begin
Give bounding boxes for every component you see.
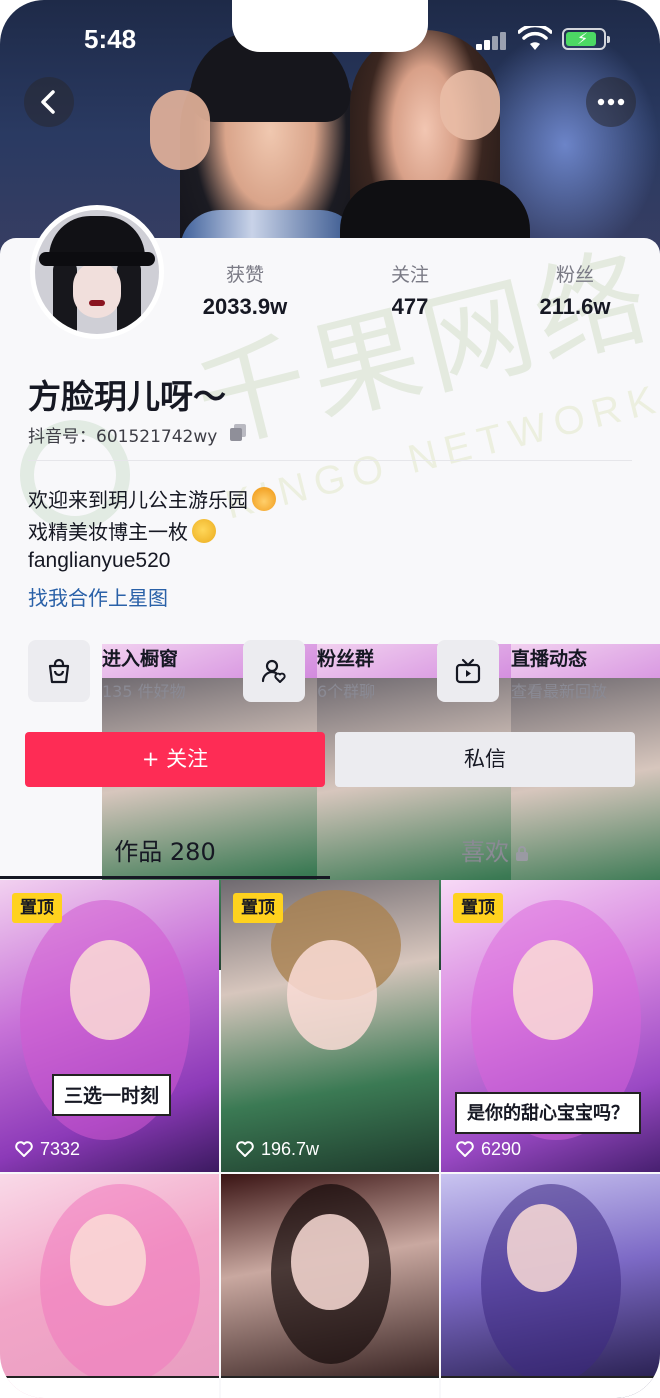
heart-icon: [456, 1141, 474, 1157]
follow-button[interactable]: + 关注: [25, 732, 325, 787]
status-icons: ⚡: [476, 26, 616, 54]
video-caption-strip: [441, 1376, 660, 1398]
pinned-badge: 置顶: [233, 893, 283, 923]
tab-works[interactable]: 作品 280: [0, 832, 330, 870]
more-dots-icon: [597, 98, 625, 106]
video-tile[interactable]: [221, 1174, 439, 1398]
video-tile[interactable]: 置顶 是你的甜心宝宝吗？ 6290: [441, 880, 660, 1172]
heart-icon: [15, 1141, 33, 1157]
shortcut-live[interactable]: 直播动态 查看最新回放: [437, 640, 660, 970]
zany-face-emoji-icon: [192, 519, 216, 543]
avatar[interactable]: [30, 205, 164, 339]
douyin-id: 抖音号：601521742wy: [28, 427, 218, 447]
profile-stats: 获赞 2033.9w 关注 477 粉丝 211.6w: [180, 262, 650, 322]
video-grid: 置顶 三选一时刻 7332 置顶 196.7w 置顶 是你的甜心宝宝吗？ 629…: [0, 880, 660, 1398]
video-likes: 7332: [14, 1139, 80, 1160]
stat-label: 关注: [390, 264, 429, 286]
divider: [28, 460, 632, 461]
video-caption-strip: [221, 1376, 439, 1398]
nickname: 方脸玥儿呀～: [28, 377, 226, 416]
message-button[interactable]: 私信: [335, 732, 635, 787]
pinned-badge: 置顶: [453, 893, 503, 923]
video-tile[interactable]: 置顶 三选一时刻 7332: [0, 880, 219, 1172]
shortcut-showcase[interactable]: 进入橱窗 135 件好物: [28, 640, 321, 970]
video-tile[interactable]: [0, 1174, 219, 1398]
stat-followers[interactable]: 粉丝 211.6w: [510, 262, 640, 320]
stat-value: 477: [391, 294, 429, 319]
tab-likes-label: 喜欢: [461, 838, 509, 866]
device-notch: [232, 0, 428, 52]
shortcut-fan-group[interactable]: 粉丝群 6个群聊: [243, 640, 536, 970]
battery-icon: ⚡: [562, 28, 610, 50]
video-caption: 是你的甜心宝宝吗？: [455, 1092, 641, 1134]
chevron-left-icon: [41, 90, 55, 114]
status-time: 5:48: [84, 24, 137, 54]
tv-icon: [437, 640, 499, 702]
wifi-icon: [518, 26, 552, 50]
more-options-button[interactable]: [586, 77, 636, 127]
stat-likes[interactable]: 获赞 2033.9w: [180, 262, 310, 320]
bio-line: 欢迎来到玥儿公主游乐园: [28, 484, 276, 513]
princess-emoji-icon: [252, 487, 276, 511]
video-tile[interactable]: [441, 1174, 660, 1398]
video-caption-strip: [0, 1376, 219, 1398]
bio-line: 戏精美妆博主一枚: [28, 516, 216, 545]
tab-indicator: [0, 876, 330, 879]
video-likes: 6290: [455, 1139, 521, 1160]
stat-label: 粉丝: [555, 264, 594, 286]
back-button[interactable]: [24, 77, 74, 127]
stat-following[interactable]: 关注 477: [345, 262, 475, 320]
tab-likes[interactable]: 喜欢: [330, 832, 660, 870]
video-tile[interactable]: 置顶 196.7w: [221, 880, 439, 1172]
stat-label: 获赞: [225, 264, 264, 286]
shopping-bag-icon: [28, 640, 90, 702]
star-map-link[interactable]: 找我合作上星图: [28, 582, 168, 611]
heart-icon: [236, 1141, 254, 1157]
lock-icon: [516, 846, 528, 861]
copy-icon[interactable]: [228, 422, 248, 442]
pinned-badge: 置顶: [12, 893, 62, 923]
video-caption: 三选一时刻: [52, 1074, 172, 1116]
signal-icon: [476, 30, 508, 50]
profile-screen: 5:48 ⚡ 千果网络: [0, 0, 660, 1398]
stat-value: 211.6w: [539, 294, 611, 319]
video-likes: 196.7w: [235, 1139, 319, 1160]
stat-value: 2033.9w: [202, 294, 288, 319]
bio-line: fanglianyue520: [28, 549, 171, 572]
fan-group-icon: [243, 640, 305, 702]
end
Return every line of the records above verbatim, leaving out the pictures.

● **OUTPUT FOR THIS TASK**
Give bounding boxes for every component you see.
heart-icon: [456, 1141, 474, 1157]
follow-button[interactable]: + 关注: [25, 732, 325, 787]
status-icons: ⚡: [476, 26, 616, 54]
video-caption-strip: [441, 1376, 660, 1398]
pinned-badge: 置顶: [233, 893, 283, 923]
tab-works[interactable]: 作品 280: [0, 832, 330, 870]
more-dots-icon: [597, 98, 625, 106]
video-tile[interactable]: [221, 1174, 439, 1398]
video-tile[interactable]: 置顶 是你的甜心宝宝吗？ 6290: [441, 880, 660, 1172]
heart-icon: [15, 1141, 33, 1157]
shortcut-live[interactable]: 直播动态 查看最新回放: [437, 640, 660, 970]
zany-face-emoji-icon: [192, 519, 216, 543]
avatar[interactable]: [30, 205, 164, 339]
douyin-id: 抖音号：601521742wy: [28, 427, 218, 447]
profile-stats: 获赞 2033.9w 关注 477 粉丝 211.6w: [180, 262, 650, 322]
video-grid: 置顶 三选一时刻 7332 置顶 196.7w 置顶 是你的甜心宝宝吗？ 629…: [0, 880, 660, 1398]
video-likes: 7332: [14, 1139, 80, 1160]
stat-label: 关注: [390, 264, 429, 286]
divider: [28, 460, 632, 461]
video-caption-strip: [221, 1376, 439, 1398]
nickname: 方脸玥儿呀～: [28, 377, 226, 416]
message-button[interactable]: 私信: [335, 732, 635, 787]
pinned-badge: 置顶: [453, 893, 503, 923]
video-tile[interactable]: 置顶 三选一时刻 7332: [0, 880, 219, 1172]
shortcut-showcase[interactable]: 进入橱窗 135 件好物: [28, 640, 321, 970]
video-tile[interactable]: [0, 1174, 219, 1398]
stat-followers[interactable]: 粉丝 211.6w: [510, 262, 640, 320]
stat-value: 477: [391, 294, 429, 319]
tab-likes-label: 喜欢: [461, 838, 509, 866]
device-notch: [232, 0, 428, 52]
shortcut-fan-group[interactable]: 粉丝群 6个群聊: [243, 640, 536, 970]
battery-icon: ⚡: [562, 28, 610, 50]
video-caption: 是你的甜心宝宝吗？: [455, 1092, 641, 1134]
chevron-left-icon: [41, 90, 55, 114]
status-time: 5:48: [84, 24, 137, 54]
tv-icon: [437, 640, 499, 702]
wifi-icon: [518, 26, 552, 50]
more-options-button[interactable]: [586, 77, 636, 127]
stat-likes[interactable]: 获赞 2033.9w: [180, 262, 310, 320]
bio-line: 欢迎来到玥儿公主游乐园: [28, 484, 276, 513]
princess-emoji-icon: [252, 487, 276, 511]
video-tile[interactable]: [441, 1174, 660, 1398]
video-caption-strip: [0, 1376, 219, 1398]
bio-line: 戏精美妆博主一枚: [28, 516, 216, 545]
tab-indicator: [0, 876, 330, 879]
video-likes: 6290: [455, 1139, 521, 1160]
stat-label: 粉丝: [555, 264, 594, 286]
back-button[interactable]: [24, 77, 74, 127]
stat-following[interactable]: 关注 477: [345, 262, 475, 320]
tab-likes[interactable]: 喜欢: [330, 832, 660, 870]
video-tile[interactable]: 置顶 196.7w: [221, 880, 439, 1172]
stat-label: 获赞: [225, 264, 264, 286]
shopping-bag-icon: [28, 640, 90, 702]
star-map-link[interactable]: 找我合作上星图: [28, 582, 168, 611]
heart-icon: [236, 1141, 254, 1157]
lock-icon: [516, 846, 528, 861]
copy-icon[interactable]: [228, 422, 248, 442]
pinned-badge: 置顶: [12, 893, 62, 923]
video-caption: 三选一时刻: [52, 1074, 172, 1116]
signal-icon: [476, 30, 508, 50]
profile-screen: 5:48 ⚡ 千果网络: [0, 0, 660, 1398]
stat-value: 211.6w: [539, 294, 611, 319]
video-likes: 196.7w: [235, 1139, 319, 1160]
stat-value: 2033.9w: [202, 294, 288, 319]
bio-line: fanglianyue520: [28, 549, 171, 572]
fan-group-icon: [243, 640, 305, 702]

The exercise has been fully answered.